» **Directions for this task**
Filter the records below down to lines containing "vision".

[BEGIN Input material]

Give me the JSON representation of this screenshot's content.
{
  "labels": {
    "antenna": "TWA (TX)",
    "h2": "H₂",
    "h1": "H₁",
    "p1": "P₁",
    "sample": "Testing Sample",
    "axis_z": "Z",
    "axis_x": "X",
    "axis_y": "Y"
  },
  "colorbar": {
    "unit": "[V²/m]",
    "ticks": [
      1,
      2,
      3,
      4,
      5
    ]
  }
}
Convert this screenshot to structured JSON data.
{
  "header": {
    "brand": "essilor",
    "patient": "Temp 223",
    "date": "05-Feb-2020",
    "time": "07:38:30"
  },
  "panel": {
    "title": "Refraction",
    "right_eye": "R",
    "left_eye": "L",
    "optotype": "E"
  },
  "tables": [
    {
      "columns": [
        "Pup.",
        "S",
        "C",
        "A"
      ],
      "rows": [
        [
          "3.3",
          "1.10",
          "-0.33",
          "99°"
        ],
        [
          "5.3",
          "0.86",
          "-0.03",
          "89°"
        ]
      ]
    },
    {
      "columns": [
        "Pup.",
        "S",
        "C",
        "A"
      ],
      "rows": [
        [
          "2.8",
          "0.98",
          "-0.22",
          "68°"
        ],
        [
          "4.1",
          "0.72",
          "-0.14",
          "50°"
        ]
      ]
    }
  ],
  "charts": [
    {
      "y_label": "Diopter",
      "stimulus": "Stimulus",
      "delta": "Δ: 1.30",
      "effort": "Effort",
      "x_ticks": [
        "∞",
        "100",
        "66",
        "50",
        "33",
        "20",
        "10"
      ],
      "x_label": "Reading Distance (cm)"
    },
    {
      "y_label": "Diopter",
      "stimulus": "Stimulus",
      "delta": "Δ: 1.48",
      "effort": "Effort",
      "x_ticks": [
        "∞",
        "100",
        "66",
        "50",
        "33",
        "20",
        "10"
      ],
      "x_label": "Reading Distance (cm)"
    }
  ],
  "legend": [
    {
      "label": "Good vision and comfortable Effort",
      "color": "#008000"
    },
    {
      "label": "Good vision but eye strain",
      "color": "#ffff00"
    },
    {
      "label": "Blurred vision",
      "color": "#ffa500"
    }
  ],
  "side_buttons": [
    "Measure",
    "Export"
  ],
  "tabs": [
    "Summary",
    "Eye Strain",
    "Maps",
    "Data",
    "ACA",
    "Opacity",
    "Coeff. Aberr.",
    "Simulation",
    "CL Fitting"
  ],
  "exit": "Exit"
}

[END Input material]

» **Output for this exercise**
      "label": "Good vision and comfortable Effort",
      "label": "Good vision but eye strain",
      "label": "Blurred vision",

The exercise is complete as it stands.